Dataset rows about figures:
Start
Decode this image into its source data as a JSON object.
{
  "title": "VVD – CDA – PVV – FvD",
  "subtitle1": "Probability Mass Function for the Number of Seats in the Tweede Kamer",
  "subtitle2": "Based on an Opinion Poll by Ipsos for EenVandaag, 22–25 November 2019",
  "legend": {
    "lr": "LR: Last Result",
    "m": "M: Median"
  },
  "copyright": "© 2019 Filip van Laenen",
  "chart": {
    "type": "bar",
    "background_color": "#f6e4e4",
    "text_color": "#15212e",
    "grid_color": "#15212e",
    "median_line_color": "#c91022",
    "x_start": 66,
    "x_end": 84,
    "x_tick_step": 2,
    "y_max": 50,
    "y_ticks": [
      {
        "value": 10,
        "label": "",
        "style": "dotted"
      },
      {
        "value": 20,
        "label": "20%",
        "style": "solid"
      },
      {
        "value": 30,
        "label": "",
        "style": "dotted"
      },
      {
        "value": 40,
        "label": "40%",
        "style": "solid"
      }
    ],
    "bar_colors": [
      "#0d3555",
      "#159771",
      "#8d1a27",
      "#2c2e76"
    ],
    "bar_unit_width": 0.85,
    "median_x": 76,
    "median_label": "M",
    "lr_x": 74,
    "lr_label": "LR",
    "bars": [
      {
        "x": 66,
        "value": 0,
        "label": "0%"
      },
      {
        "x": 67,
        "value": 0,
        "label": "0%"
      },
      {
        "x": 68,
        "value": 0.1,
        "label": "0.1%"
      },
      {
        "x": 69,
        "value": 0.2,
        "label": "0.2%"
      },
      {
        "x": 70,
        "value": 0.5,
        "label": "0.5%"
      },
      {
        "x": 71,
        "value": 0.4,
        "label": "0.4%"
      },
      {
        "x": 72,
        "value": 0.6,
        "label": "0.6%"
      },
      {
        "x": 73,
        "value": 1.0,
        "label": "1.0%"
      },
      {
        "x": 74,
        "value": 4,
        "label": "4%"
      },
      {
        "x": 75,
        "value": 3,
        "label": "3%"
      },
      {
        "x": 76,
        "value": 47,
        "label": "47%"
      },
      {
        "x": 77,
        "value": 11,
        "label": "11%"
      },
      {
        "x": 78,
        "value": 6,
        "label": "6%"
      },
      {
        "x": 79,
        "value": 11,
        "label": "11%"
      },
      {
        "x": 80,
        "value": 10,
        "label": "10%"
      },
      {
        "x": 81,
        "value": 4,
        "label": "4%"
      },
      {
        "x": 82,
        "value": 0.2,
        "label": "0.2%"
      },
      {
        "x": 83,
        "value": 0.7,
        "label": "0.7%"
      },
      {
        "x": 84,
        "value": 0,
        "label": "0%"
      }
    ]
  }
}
End
**What the task requires**
Restate all of the entries exactly, please.

**Result below**
Decode this image into its source data as a JSON object.
{
  "title": "VVD – CDA – PVV – FvD",
  "subtitle1": "Probability Mass Function for the Number of Seats in the Tweede Kamer",
  "subtitle2": "Based on an Opinion Poll by Ipsos for EenVandaag, 22–25 November 2019",
  "legend": {
    "lr": "LR: Last Result",
    "m": "M: Median"
  },
  "copyright": "© 2019 Filip van Laenen",
  "chart": {
    "type": "bar",
    "background_color": "#f6e4e4",
    "text_color": "#15212e",
    "grid_color": "#15212e",
    "median_line_color": "#c91022",
    "x_start": 66,
    "x_end": 84,
    "x_tick_step": 2,
    "y_max": 50,
    "y_ticks": [
      {
        "value": 10,
        "label": "",
        "style": "dotted"
      },
      {
        "value": 20,
        "label": "20%",
        "style": "solid"
      },
      {
        "value": 30,
        "label": "",
        "style": "dotted"
      },
      {
        "value": 40,
        "label": "40%",
        "style": "solid"
      }
    ],
    "bar_colors": [
      "#0d3555",
      "#159771",
      "#8d1a27",
      "#2c2e76"
    ],
    "bar_unit_width": 0.85,
    "median_x": 76,
    "median_label": "M",
    "lr_x": 74,
    "lr_label": "LR",
    "bars": [
      {
        "x": 66,
        "value": 0,
        "label": "0%"
      },
      {
        "x": 67,
        "value": 0,
        "label": "0%"
      },
      {
        "x": 68,
        "value": 0.1,
        "label": "0.1%"
      },
      {
        "x": 69,
        "value": 0.2,
        "label": "0.2%"
      },
      {
        "x": 70,
        "value": 0.5,
        "label": "0.5%"
      },
      {
        "x": 71,
        "value": 0.4,
        "label": "0.4%"
      },
      {
        "x": 72,
        "value": 0.6,
        "label": "0.6%"
      },
      {
        "x": 73,
        "value": 1.0,
        "label": "1.0%"
      },
      {
        "x": 74,
        "value": 4,
        "label": "4%"
      },
      {
        "x": 75,
        "value": 3,
        "label": "3%"
      },
      {
        "x": 76,
        "value": 47,
        "label": "47%"
      },
      {
        "x": 77,
        "value": 11,
        "label": "11%"
      },
      {
        "x": 78,
        "value": 6,
        "label": "6%"
      },
      {
        "x": 79,
        "value": 11,
        "label": "11%"
      },
      {
        "x": 80,
        "value": 10,
        "label": "10%"
      },
      {
        "x": 81,
        "value": 4,
        "label": "4%"
      },
      {
        "x": 82,
        "value": 0.2,
        "label": "0.2%"
      },
      {
        "x": 83,
        "value": 0.7,
        "label": "0.7%"
      },
      {
        "x": 84,
        "value": 0,
        "label": "0%"
      }
    ]
  }
}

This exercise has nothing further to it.